What needs to be done:
Quote every entry word for word.

(Saved entries)
------------------------------------------------------------

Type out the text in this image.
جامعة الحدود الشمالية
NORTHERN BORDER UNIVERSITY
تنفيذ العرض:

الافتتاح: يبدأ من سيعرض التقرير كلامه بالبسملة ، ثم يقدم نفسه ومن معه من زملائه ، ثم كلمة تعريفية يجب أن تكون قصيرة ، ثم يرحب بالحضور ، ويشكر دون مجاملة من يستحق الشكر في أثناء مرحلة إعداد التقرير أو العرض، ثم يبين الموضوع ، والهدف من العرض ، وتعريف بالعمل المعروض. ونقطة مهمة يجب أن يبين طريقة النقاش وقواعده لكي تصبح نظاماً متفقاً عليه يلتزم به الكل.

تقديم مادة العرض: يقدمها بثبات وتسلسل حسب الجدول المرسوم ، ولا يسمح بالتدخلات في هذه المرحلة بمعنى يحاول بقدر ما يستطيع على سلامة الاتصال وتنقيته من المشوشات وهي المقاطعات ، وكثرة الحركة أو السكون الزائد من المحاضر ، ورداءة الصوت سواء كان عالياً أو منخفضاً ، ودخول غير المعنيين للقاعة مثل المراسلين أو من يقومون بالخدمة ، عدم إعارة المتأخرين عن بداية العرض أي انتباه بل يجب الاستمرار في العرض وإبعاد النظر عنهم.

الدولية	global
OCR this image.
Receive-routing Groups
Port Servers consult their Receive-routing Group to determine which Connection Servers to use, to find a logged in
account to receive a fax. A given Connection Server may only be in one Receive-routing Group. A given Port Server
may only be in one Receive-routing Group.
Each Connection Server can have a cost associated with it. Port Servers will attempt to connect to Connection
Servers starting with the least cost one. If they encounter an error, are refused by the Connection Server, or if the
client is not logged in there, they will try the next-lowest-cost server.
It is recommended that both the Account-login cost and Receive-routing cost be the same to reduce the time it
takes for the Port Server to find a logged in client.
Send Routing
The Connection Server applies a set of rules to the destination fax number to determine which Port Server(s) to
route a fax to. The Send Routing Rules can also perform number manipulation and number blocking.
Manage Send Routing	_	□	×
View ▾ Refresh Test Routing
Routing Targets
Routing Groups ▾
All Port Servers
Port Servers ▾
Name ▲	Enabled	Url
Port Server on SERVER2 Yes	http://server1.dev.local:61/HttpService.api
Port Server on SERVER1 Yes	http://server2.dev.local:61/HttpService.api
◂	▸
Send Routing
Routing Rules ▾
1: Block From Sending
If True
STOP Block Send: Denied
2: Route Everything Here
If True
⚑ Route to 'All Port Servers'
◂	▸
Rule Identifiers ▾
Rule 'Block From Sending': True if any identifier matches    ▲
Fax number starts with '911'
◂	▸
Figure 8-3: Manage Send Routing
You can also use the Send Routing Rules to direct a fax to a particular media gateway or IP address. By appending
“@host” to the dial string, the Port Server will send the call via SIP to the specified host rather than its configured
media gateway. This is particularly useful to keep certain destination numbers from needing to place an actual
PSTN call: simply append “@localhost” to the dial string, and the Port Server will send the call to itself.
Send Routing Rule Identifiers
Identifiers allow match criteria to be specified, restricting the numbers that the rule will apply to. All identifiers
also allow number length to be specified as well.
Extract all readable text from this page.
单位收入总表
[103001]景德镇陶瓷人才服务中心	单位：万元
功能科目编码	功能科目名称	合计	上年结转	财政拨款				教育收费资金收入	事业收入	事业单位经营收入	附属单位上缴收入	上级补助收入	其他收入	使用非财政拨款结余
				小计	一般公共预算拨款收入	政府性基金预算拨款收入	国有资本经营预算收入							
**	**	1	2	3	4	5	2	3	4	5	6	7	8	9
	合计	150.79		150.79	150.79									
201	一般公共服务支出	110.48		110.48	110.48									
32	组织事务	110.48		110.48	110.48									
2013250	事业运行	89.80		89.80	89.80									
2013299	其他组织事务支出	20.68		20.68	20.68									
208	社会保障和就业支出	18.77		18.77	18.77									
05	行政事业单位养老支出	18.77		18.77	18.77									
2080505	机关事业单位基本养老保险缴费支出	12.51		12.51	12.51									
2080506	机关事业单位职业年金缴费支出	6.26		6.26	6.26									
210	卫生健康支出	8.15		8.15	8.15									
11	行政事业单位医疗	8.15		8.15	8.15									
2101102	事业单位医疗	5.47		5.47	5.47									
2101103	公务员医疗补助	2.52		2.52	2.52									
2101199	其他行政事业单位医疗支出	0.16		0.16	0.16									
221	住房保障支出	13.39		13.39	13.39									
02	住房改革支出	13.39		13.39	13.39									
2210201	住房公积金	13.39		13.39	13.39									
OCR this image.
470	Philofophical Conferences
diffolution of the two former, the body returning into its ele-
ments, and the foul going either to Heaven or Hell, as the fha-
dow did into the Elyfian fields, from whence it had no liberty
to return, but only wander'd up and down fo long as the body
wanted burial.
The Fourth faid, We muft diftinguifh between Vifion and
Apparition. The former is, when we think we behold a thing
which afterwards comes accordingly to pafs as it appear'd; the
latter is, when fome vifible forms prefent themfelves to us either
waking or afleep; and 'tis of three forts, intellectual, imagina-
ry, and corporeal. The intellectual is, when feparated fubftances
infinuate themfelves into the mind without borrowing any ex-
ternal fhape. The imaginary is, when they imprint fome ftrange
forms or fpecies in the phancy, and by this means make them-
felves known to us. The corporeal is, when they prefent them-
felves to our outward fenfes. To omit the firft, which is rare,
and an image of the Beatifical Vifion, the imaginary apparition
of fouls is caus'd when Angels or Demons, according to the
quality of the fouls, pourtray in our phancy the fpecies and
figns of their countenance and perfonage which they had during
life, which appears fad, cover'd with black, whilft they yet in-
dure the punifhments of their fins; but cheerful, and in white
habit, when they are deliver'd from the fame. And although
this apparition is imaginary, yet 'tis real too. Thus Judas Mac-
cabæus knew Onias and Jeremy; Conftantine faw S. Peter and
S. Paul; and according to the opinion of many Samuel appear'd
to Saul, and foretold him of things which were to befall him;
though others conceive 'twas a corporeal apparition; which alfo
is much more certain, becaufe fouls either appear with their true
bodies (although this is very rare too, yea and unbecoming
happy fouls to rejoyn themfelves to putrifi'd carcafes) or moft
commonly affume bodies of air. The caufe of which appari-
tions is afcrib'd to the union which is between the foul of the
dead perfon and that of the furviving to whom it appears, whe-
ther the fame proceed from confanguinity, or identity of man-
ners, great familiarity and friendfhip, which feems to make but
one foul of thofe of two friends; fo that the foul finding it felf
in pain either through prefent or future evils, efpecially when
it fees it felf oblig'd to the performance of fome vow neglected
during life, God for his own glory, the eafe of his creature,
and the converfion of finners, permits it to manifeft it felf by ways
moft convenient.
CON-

------------------------------------------------------------

Written answer:
Type out the text in this image.
جامعة الحدود الشمالية
NORTHERN BORDER UNIVERSITY
تنفيذ العرض:

الافتتاح: يبدأ من سيعرض التقرير كلامه بالبسملة ، ثم يقدم نفسه ومن معه من زملائه ، ثم كلمة تعريفية يجب أن تكون قصيرة ، ثم يرحب بالحضور ، ويشكر دون مجاملة من يستحق الشكر في أثناء مرحلة إعداد التقرير أو العرض، ثم يبين الموضوع ، والهدف من العرض ، وتعريف بالعمل المعروض. ونقطة مهمة يجب أن يبين طريقة النقاش وقواعده لكي تصبح نظاماً متفقاً عليه يلتزم به الكل.

تقديم مادة العرض: يقدمها بثبات وتسلسل حسب الجدول المرسوم ، ولا يسمح بالتدخلات في هذه المرحلة بمعنى يحاول بقدر ما يستطيع على سلامة الاتصال وتنقيته من المشوشات وهي المقاطعات ، وكثرة الحركة أو السكون الزائد من المحاضر ، ورداءة الصوت سواء كان عالياً أو منخفضاً ، ودخول غير المعنيين للقاعة مثل المراسلين أو من يقومون بالخدمة ، عدم إعارة المتأخرين عن بداية العرض أي انتباه بل يجب الاستمرار في العرض وإبعاد النظر عنهم.

الدولية	global
OCR this image.
Receive-routing Groups
Port Servers consult their Receive-routing Group to determine which Connection Servers to use, to find a logged in
account to receive a fax. A given Connection Server may only be in one Receive-routing Group. A given Port Server
may only be in one Receive-routing Group.
Each Connection Server can have a cost associated with it. Port Servers will attempt to connect to Connection
Servers starting with the least cost one. If they encounter an error, are refused by the Connection Server, or if the
client is not logged in there, they will try the next-lowest-cost server.
It is recommended that both the Account-login cost and Receive-routing cost be the same to reduce the time it
takes for the Port Server to find a logged in client.
Send Routing
The Connection Server applies a set of rules to the destination fax number to determine which Port Server(s) to
route a fax to. The Send Routing Rules can also perform number manipulation and number blocking.
Manage Send Routing	_	□	×
View ▾ Refresh Test Routing
Routing Targets
Routing Groups ▾
All Port Servers
Port Servers ▾
Name ▲	Enabled	Url
Port Server on SERVER2 Yes	http://server1.dev.local:61/HttpService.api
Port Server on SERVER1 Yes	http://server2.dev.local:61/HttpService.api
◂	▸
Send Routing
Routing Rules ▾
1: Block From Sending
If True
STOP Block Send: Denied
2: Route Everything Here
If True
⚑ Route to 'All Port Servers'
◂	▸
Rule Identifiers ▾
Rule 'Block From Sending': True if any identifier matches    ▲
Fax number starts with '911'
◂	▸
Figure 8-3: Manage Send Routing
You can also use the Send Routing Rules to direct a fax to a particular media gateway or IP address. By appending
“@host” to the dial string, the Port Server will send the call via SIP to the specified host rather than its configured
media gateway. This is particularly useful to keep certain destination numbers from needing to place an actual
PSTN call: simply append “@localhost” to the dial string, and the Port Server will send the call to itself.
Send Routing Rule Identifiers
Identifiers allow match criteria to be specified, restricting the numbers that the rule will apply to. All identifiers
also allow number length to be specified as well.
Extract all readable text from this page.
单位收入总表
[103001]景德镇陶瓷人才服务中心	单位：万元
功能科目编码	功能科目名称	合计	上年结转	财政拨款				教育收费资金收入	事业收入	事业单位经营收入	附属单位上缴收入	上级补助收入	其他收入	使用非财政拨款结余
				小计	一般公共预算拨款收入	政府性基金预算拨款收入	国有资本经营预算收入							
**	**	1	2	3	4	5	2	3	4	5	6	7	8	9
	合计	150.79		150.79	150.79									
201	一般公共服务支出	110.48		110.48	110.48									
32	组织事务	110.48		110.48	110.48									
2013250	事业运行	89.80		89.80	89.80									
2013299	其他组织事务支出	20.68		20.68	20.68									
208	社会保障和就业支出	18.77		18.77	18.77									
05	行政事业单位养老支出	18.77		18.77	18.77									
2080505	机关事业单位基本养老保险缴费支出	12.51		12.51	12.51									
2080506	机关事业单位职业年金缴费支出	6.26		6.26	6.26									
210	卫生健康支出	8.15		8.15	8.15									
11	行政事业单位医疗	8.15		8.15	8.15									
2101102	事业单位医疗	5.47		5.47	5.47									
2101103	公务员医疗补助	2.52		2.52	2.52									
2101199	其他行政事业单位医疗支出	0.16		0.16	0.16									
221	住房保障支出	13.39		13.39	13.39									
02	住房改革支出	13.39		13.39	13.39									
2210201	住房公积金	13.39		13.39	13.39									
OCR this image.
470	Philofophical Conferences
diffolution of the two former, the body returning into its ele-
ments, and the foul going either to Heaven or Hell, as the fha-
dow did into the Elyfian fields, from whence it had no liberty
to return, but only wander'd up and down fo long as the body
wanted burial.
The Fourth faid, We muft diftinguifh between Vifion and
Apparition. The former is, when we think we behold a thing
which afterwards comes accordingly to pafs as it appear'd; the
latter is, when fome vifible forms prefent themfelves to us either
waking or afleep; and 'tis of three forts, intellectual, imagina-
ry, and corporeal. The intellectual is, when feparated fubftances
infinuate themfelves into the mind without borrowing any ex-
ternal fhape. The imaginary is, when they imprint fome ftrange
forms or fpecies in the phancy, and by this means make them-
felves known to us. The corporeal is, when they prefent them-
felves to our outward fenfes. To omit the firft, which is rare,
and an image of the Beatifical Vifion, the imaginary apparition
of fouls is caus'd when Angels or Demons, according to the
quality of the fouls, pourtray in our phancy the fpecies and
figns of their countenance and perfonage which they had during
life, which appears fad, cover'd with black, whilft they yet in-
dure the punifhments of their fins; but cheerful, and in white
habit, when they are deliver'd from the fame. And although
this apparition is imaginary, yet 'tis real too. Thus Judas Mac-
cabæus knew Onias and Jeremy; Conftantine faw S. Peter and
S. Paul; and according to the opinion of many Samuel appear'd
to Saul, and foretold him of things which were to befall him;
though others conceive 'twas a corporeal apparition; which alfo
is much more certain, becaufe fouls either appear with their true
bodies (although this is very rare too, yea and unbecoming
happy fouls to rejoyn themfelves to putrifi'd carcafes) or moft
commonly affume bodies of air. The caufe of which appari-
tions is afcrib'd to the union which is between the foul of the
dead perfon and that of the furviving to whom it appears, whe-
ther the fame proceed from confanguinity, or identity of man-
ners, great familiarity and friendfhip, which feems to make but
one foul of thofe of two friends; fo that the foul finding it felf
in pain either through prefent or future evils, efpecially when
it fees it felf oblig'd to the performance of fome vow neglected
during life, God for his own glory, the eafe of his creature,
and the converfion of finners, permits it to manifeft it felf by ways
moft convenient.
CON-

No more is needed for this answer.